** Begin **

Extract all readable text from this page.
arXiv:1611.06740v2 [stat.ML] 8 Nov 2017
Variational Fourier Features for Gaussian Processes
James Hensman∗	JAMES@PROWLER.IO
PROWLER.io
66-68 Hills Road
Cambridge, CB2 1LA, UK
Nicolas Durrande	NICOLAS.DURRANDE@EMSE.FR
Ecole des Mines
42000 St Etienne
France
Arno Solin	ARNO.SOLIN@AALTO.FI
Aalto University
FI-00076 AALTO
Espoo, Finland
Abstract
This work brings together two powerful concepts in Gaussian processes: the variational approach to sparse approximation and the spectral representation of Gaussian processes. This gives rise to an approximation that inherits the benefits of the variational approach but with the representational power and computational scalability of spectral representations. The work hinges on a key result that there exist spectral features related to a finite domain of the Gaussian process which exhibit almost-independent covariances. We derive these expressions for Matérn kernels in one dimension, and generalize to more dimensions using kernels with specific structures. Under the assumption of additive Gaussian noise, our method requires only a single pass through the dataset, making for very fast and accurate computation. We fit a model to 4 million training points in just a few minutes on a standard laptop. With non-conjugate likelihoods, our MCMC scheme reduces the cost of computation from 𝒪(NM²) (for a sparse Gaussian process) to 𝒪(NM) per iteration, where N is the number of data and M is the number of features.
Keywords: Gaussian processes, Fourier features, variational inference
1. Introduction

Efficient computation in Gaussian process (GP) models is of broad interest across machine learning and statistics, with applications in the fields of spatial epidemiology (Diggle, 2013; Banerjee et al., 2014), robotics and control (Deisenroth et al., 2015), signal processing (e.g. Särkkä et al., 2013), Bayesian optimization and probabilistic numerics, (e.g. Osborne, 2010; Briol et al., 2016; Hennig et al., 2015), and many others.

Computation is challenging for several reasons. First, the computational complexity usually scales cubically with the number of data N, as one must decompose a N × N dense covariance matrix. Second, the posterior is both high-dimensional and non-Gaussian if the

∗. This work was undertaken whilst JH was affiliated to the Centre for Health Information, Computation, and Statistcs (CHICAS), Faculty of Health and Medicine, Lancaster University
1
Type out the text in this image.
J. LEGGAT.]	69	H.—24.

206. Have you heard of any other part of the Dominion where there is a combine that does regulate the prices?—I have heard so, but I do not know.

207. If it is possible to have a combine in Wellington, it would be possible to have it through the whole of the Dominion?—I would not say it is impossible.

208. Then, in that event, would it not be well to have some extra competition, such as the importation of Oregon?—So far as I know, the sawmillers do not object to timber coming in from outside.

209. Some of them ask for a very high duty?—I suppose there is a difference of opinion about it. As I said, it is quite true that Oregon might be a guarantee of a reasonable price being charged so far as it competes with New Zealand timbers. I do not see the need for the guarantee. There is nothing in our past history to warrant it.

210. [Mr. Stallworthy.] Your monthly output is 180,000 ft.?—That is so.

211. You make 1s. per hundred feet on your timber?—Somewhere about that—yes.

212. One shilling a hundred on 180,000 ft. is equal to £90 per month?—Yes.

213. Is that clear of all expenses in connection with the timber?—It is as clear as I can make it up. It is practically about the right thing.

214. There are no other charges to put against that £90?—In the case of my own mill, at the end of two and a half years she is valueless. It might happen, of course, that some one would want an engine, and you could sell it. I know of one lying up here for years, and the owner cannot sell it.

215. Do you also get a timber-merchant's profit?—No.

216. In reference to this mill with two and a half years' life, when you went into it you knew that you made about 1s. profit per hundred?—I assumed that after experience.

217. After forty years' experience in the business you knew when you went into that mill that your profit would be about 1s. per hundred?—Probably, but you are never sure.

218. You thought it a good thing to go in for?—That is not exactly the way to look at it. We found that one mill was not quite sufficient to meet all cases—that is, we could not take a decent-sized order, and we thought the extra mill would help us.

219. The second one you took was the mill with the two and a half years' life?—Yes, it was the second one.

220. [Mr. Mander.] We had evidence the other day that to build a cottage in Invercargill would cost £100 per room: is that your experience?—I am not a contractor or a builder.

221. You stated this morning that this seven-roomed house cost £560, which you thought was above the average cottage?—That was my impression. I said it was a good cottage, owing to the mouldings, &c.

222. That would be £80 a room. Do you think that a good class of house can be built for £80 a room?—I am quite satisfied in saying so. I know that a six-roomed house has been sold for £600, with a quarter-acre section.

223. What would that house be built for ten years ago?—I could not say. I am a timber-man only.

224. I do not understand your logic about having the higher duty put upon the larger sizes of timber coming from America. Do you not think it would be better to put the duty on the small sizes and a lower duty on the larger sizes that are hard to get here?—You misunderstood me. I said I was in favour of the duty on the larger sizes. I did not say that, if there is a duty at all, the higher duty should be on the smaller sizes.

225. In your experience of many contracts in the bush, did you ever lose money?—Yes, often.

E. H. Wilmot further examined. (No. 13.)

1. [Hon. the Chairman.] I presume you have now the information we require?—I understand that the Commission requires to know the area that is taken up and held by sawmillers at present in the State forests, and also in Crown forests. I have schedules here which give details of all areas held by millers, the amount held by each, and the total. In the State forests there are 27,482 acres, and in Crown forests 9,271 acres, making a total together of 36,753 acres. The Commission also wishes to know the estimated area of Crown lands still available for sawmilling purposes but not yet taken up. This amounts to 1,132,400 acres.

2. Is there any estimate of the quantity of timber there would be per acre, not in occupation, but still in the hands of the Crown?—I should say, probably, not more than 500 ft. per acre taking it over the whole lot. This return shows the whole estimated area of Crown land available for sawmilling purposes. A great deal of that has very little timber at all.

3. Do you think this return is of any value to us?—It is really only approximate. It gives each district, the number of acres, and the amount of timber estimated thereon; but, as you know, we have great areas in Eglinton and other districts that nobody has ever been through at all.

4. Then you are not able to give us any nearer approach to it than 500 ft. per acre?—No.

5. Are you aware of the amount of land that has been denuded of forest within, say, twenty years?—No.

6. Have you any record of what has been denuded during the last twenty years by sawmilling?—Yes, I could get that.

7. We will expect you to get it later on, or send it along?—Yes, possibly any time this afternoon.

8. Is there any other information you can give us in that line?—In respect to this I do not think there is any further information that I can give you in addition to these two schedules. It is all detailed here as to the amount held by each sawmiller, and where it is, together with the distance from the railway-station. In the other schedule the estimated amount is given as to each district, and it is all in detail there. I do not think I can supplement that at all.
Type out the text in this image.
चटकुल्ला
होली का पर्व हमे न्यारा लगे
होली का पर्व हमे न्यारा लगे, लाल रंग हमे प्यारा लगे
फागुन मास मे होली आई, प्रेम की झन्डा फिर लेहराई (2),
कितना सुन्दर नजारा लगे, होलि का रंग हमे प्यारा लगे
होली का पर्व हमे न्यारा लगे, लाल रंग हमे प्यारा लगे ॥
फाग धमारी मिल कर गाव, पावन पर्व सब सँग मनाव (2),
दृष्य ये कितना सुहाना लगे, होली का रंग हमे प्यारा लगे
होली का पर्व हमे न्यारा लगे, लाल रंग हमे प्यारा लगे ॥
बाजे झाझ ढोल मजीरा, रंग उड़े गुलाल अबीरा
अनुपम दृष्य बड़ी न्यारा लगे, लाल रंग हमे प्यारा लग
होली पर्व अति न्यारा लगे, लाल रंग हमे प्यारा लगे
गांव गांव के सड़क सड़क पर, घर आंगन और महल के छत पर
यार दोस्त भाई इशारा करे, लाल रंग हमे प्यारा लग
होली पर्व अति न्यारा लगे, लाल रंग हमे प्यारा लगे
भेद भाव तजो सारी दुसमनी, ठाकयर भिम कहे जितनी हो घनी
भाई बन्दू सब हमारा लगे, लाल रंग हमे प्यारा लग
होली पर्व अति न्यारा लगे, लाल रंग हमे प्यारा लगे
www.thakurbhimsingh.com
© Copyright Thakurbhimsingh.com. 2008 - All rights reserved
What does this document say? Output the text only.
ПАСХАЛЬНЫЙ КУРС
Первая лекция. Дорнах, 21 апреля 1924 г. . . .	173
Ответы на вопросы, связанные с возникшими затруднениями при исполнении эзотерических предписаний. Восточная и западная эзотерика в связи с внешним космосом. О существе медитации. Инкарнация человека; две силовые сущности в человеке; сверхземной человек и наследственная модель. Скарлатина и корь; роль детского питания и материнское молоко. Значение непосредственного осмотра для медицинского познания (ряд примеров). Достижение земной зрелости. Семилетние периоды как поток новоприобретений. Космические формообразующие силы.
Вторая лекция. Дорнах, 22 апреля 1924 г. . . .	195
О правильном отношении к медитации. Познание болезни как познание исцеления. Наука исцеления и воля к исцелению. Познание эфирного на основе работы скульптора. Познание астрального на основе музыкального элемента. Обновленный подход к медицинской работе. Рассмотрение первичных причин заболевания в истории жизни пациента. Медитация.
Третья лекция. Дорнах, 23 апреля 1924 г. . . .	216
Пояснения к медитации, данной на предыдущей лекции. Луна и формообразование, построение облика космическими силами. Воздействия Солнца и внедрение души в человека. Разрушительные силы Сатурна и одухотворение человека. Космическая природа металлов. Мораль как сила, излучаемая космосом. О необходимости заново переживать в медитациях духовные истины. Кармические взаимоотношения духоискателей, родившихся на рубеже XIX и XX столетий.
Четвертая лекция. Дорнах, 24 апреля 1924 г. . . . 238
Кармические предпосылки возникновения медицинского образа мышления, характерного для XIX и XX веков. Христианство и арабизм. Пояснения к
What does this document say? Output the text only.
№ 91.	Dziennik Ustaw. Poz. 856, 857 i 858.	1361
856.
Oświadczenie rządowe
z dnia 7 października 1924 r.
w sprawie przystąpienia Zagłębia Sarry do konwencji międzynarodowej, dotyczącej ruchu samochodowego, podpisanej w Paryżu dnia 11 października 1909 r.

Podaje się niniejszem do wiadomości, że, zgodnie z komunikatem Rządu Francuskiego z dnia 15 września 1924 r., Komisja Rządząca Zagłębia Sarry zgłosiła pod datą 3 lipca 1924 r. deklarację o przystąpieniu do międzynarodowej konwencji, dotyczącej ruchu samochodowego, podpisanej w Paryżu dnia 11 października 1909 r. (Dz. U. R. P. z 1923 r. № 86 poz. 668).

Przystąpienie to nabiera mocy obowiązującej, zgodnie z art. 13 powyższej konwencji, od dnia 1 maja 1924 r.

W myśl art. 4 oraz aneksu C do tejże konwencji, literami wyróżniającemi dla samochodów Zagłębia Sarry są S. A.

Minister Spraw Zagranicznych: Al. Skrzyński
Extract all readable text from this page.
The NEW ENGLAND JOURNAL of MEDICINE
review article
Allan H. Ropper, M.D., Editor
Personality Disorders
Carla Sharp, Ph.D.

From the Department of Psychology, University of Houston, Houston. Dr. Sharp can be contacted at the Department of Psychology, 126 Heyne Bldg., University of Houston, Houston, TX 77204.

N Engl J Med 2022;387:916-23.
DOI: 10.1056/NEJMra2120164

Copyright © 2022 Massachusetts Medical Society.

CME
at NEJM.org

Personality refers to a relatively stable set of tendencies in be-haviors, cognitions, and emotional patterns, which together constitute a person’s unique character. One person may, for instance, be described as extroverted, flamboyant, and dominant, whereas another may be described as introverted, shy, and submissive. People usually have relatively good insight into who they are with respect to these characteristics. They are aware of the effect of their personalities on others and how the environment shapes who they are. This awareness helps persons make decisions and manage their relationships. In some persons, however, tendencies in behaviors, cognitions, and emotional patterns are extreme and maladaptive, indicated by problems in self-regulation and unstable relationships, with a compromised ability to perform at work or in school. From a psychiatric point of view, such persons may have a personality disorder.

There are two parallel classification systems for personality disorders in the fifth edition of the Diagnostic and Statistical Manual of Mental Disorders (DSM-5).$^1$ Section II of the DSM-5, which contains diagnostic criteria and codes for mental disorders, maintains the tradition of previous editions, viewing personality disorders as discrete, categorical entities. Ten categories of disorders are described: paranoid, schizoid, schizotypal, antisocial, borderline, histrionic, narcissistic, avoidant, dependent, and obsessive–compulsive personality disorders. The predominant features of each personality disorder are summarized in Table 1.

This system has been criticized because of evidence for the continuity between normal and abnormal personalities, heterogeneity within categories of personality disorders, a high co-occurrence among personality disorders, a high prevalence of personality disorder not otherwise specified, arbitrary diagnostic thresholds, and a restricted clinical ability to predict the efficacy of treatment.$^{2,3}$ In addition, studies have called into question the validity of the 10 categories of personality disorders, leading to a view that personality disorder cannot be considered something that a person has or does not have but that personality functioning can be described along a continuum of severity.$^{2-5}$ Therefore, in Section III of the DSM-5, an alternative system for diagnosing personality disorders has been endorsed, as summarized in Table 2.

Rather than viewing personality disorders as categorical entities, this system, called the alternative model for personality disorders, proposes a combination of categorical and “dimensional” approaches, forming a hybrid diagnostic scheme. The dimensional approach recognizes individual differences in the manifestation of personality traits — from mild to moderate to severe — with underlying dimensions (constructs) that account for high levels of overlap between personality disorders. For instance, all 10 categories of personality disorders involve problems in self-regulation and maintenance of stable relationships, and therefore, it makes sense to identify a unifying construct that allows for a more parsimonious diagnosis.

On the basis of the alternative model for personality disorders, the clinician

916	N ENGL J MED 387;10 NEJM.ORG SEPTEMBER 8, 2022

** End **

**WRITTEN REQUEST**
Copy all lines from the data that hold the word "twenty".

**EXERCISE RESULT**
5. Are you aware of the amount of land that has been denuded of forest within, say, twenty years?—No.
6. Have you any record of what has been denuded during the last twenty years by sawmilling?—Yes, I could get that.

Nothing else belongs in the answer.